== Dataset extract ==

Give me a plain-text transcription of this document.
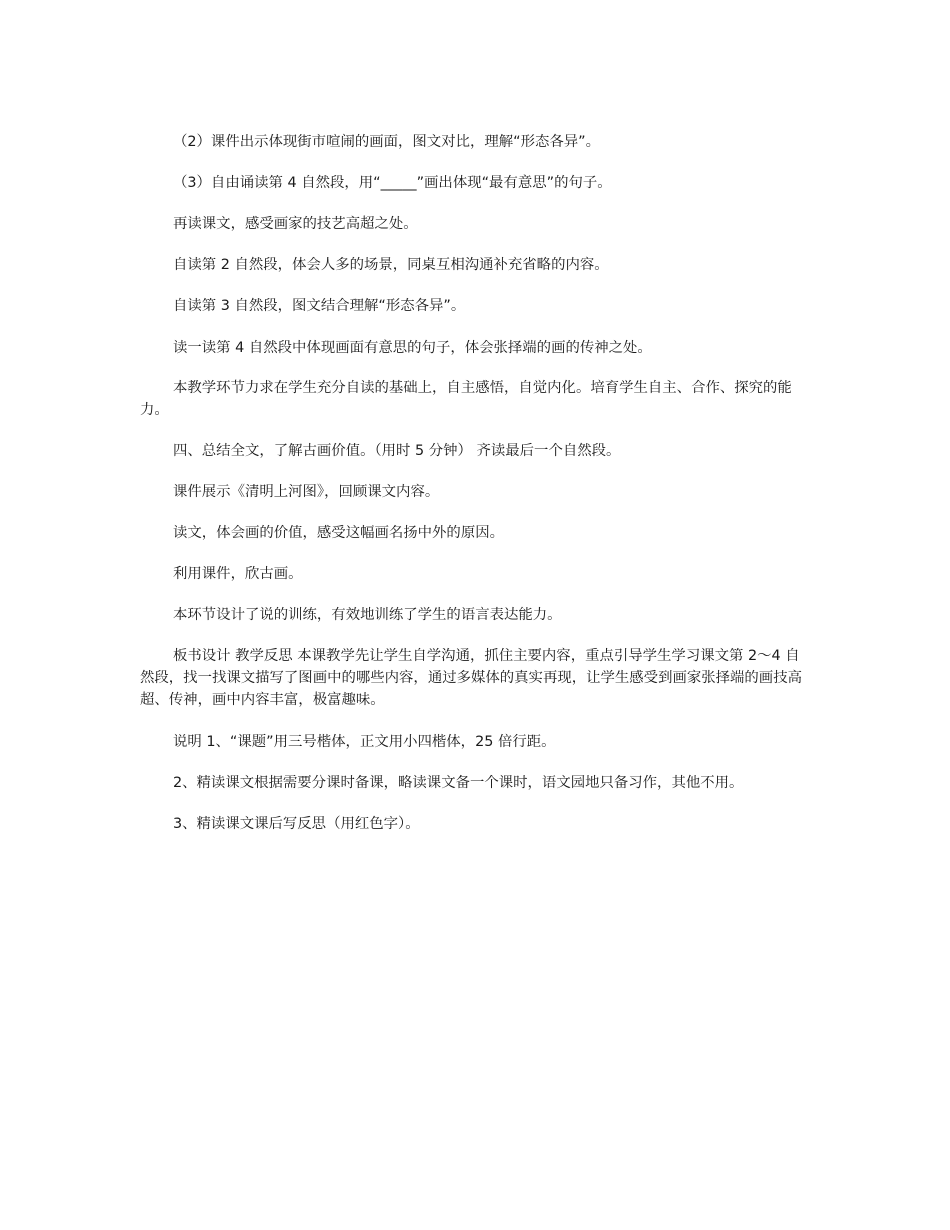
（2）课件出示体现街市喧闹的画面，图文对比，理解“形态各异”。

（3）自由诵读第 4 自然段，用“_____”画出体现“最有意思”的句子。

再读课文，感受画家的技艺高超之处。

自读第 2 自然段，体会人多的场景，同桌互相沟通补充省略的内容。

自读第 3 自然段，图文结合理解“形态各异”。

读一读第 4 自然段中体现画面有意思的句子，体会张择端的画的传神之处。

本教学环节力求在学生充分自读的基础上，自主感悟，自觉内化。培育学生自主、合作、探究的能力。

四、总结全文，了解古画价值。（用时 5 分钟） 齐读最后一个自然段。

课件展示《清明上河图》，回顾课文内容。

读文，体会画的价值，感受这幅画名扬中外的原因。

利用课件，欣古画。

本环节设计了说的训练，有效地训练了学生的语言表达能力。

板书设计 教学反思 本课教学先让学生自学沟通，抓住主要内容，重点引导学生学习课文第 2～4 自然段，找一找课文描写了图画中的哪些内容，通过多媒体的真实再现，让学生感受到画家张择端的画技高超、传神，画中内容丰富，极富趣味。

说明 1、“课题”用三号楷体，正文用小四楷体，25 倍行距。

2、精读课文根据需要分课时备课，略读课文备一个课时，语文园地只备习作，其他不用。

3、精读课文课后写反思（用红色字）。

===

Retype every record above exactly as written, but leave out the pictures.

## Written solution
Give me a plain-text transcription of this document.
（2）课件出示体现街市喧闹的画面，图文对比，理解“形态各异”。

（3）自由诵读第 4 自然段，用“_____”画出体现“最有意思”的句子。

再读课文，感受画家的技艺高超之处。

自读第 2 自然段，体会人多的场景，同桌互相沟通补充省略的内容。

自读第 3 自然段，图文结合理解“形态各异”。

读一读第 4 自然段中体现画面有意思的句子，体会张择端的画的传神之处。

本教学环节力求在学生充分自读的基础上，自主感悟，自觉内化。培育学生自主、合作、探究的能力。

四、总结全文，了解古画价值。（用时 5 分钟） 齐读最后一个自然段。

课件展示《清明上河图》，回顾课文内容。

读文，体会画的价值，感受这幅画名扬中外的原因。

利用课件，欣古画。

本环节设计了说的训练，有效地训练了学生的语言表达能力。

板书设计 教学反思 本课教学先让学生自学沟通，抓住主要内容，重点引导学生学习课文第 2～4 自然段，找一找课文描写了图画中的哪些内容，通过多媒体的真实再现，让学生感受到画家张择端的画技高超、传神，画中内容丰富，极富趣味。

说明 1、“课题”用三号楷体，正文用小四楷体，25 倍行距。

2、精读课文根据需要分课时备课，略读课文备一个课时，语文园地只备习作，其他不用。

3、精读课文课后写反思（用红色字）。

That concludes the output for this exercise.